begin MATERIAL FOR THIS EXERCISE

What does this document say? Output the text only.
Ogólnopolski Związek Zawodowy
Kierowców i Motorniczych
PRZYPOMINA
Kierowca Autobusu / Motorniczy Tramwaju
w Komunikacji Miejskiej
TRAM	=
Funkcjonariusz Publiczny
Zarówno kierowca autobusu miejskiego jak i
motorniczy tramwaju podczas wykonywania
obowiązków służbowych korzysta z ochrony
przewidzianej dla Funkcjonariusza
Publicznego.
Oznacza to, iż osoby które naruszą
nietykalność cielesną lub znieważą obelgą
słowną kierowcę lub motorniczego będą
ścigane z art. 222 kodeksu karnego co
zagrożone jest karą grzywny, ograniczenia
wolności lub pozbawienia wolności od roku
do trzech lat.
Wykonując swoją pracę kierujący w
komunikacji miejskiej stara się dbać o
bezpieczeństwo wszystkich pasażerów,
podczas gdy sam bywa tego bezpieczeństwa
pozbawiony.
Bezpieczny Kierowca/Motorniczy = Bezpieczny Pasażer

end MATERIAL FOR THIS EXERCISE

#### [WHAT THE TASK ASKS]
Every entry should be output exactly as written, please.

#### [EXERCISE RESULT]
What does this document say? Output the text only.
Ogólnopolski Związek Zawodowy
Kierowców i Motorniczych
PRZYPOMINA
Kierowca Autobusu / Motorniczy Tramwaju
w Komunikacji Miejskiej
TRAM	=
Funkcjonariusz Publiczny
Zarówno kierowca autobusu miejskiego jak i
motorniczy tramwaju podczas wykonywania
obowiązków służbowych korzysta z ochrony
przewidzianej dla Funkcjonariusza
Publicznego.
Oznacza to, iż osoby które naruszą
nietykalność cielesną lub znieważą obelgą
słowną kierowcę lub motorniczego będą
ścigane z art. 222 kodeksu karnego co
zagrożone jest karą grzywny, ograniczenia
wolności lub pozbawienia wolności od roku
do trzech lat.
Wykonując swoją pracę kierujący w
komunikacji miejskiej stara się dbać o
bezpieczeństwo wszystkich pasażerów,
podczas gdy sam bywa tego bezpieczeństwa
pozbawiony.
Bezpieczny Kierowca/Motorniczy = Bezpieczny Pasażer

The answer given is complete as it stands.